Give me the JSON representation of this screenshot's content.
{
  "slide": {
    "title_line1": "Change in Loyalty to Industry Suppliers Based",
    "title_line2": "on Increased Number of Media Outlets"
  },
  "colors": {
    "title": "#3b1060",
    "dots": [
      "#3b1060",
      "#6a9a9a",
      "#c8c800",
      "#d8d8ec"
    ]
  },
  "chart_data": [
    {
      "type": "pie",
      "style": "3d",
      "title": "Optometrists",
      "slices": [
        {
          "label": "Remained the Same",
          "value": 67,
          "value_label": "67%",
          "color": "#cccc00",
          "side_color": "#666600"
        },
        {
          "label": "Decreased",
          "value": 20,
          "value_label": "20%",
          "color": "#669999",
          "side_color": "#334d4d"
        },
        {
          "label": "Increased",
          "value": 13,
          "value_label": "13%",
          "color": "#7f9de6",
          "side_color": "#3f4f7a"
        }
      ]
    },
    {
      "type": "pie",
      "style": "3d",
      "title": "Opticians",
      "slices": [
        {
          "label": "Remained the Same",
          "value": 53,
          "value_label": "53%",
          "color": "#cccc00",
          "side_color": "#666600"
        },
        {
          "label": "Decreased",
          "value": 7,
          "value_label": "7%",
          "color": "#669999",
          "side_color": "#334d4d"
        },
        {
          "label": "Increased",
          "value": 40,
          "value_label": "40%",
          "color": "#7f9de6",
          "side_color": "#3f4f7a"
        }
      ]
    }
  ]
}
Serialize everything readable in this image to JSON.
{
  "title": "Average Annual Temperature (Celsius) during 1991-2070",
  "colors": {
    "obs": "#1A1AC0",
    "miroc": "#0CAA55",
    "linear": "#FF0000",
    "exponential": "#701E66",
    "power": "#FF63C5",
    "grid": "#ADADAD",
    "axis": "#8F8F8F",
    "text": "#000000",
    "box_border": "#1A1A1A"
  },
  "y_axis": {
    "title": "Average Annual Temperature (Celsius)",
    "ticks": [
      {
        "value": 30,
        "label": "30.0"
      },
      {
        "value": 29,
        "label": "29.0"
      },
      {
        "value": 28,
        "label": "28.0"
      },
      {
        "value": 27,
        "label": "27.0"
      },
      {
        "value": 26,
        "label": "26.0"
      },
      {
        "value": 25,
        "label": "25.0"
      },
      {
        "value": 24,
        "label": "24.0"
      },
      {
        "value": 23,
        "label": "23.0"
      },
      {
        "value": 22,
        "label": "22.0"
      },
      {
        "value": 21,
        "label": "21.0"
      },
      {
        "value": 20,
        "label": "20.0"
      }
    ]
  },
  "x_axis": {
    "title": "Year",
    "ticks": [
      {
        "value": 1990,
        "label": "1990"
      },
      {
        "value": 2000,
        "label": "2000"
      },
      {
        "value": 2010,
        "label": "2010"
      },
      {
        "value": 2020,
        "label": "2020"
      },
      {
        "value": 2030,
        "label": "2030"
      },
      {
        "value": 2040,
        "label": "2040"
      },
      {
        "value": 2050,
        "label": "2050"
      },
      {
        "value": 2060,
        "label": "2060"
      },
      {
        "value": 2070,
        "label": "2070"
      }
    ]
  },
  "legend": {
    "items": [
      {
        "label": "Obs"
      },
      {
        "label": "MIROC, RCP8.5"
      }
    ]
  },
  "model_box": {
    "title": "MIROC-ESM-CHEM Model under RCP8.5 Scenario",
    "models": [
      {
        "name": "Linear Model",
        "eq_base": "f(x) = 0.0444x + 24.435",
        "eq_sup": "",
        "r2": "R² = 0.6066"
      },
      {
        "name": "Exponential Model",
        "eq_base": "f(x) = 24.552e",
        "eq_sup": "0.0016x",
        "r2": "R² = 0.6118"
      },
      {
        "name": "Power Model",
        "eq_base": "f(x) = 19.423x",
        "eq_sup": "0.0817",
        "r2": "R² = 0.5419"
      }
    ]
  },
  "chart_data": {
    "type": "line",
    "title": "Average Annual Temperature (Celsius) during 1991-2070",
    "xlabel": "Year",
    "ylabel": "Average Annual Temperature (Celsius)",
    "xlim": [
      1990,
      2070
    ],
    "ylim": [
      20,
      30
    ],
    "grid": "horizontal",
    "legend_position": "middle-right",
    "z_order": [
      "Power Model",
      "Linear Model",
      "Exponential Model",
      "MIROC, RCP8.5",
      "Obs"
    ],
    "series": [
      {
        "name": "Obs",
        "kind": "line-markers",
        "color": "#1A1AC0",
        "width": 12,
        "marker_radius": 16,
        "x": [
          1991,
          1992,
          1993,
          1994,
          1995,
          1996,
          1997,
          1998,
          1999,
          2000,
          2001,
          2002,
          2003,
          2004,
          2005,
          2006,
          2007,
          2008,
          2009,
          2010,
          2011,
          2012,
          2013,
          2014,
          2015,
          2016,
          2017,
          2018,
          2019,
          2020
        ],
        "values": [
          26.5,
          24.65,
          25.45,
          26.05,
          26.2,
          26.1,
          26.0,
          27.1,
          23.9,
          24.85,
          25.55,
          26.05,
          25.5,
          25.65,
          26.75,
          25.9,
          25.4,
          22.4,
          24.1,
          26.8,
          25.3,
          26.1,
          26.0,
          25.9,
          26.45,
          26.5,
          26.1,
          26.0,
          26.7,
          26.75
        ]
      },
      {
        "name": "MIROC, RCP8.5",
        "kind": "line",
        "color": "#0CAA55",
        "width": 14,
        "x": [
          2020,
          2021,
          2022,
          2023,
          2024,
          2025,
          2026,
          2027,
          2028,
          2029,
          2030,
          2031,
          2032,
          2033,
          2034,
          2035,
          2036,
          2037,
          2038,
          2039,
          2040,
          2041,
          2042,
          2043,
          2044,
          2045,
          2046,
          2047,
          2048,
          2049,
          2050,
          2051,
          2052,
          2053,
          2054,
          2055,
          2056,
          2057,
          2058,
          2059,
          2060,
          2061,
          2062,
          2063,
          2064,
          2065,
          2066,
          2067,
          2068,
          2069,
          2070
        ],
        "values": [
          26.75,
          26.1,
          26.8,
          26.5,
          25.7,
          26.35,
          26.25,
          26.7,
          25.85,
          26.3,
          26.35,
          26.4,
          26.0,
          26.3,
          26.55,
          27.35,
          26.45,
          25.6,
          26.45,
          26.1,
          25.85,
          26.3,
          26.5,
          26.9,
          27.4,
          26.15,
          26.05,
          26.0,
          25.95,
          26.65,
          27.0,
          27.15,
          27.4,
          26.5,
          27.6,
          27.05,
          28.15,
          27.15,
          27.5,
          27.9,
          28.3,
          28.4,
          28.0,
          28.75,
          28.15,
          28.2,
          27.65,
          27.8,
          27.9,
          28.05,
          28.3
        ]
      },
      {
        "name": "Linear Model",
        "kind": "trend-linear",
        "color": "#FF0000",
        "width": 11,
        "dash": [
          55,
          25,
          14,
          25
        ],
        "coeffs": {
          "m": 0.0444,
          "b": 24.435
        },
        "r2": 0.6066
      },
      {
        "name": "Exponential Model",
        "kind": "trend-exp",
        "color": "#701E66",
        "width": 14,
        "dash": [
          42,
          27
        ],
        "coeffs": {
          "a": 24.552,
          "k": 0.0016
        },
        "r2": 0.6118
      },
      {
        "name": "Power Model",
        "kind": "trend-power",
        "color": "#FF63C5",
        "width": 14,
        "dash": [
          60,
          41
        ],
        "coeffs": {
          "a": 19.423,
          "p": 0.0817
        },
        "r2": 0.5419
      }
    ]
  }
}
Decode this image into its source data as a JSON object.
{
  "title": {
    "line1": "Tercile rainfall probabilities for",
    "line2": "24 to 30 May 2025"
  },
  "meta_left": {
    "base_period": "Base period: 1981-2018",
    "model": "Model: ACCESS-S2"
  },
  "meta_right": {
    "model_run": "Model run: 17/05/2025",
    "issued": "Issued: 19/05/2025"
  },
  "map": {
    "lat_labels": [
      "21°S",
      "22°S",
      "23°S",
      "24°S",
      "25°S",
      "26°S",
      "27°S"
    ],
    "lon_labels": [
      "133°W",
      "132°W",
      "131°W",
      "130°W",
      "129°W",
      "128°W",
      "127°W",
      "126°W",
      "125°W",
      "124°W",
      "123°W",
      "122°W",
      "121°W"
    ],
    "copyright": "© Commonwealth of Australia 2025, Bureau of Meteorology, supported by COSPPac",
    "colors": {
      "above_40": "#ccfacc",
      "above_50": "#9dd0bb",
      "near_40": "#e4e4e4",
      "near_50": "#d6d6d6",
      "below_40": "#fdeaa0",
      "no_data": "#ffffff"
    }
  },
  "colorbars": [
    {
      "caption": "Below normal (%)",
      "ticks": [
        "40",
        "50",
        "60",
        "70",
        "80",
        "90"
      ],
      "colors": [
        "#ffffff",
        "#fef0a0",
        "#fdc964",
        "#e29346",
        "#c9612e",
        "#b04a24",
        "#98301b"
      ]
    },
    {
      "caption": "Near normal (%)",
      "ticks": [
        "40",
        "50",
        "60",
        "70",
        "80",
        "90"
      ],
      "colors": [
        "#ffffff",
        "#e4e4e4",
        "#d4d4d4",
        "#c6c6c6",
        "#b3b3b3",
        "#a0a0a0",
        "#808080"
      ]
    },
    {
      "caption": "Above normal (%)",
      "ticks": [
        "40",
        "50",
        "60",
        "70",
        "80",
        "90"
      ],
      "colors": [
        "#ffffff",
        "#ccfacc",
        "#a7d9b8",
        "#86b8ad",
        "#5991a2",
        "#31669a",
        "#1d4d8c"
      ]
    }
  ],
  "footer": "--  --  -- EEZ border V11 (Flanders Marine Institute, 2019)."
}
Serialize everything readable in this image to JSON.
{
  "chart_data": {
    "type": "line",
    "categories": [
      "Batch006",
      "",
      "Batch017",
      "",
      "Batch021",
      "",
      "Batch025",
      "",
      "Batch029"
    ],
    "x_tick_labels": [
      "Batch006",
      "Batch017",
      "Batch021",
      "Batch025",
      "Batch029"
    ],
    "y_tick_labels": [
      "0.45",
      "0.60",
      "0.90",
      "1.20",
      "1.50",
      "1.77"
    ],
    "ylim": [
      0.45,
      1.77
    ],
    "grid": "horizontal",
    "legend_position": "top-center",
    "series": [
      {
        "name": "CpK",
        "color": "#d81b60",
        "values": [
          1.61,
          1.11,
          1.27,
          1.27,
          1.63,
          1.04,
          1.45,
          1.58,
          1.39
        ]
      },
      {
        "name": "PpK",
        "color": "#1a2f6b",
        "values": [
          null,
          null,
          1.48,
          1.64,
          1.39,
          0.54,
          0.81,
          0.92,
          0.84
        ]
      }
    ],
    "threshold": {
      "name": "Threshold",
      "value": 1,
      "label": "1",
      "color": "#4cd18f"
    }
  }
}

+ + + + +

▶ _Requirements_: Gather and copy every line of the data in which the string "Average" is found.

▶ _Output below_:
  "title": "Average Annual Temperature (Celsius) during 1991-2070",
    "title": "Average Annual Temperature (Celsius)",
    "title": "Average Annual Temperature (Celsius) during 1991-2070",
    "ylabel": "Average Annual Temperature (Celsius)",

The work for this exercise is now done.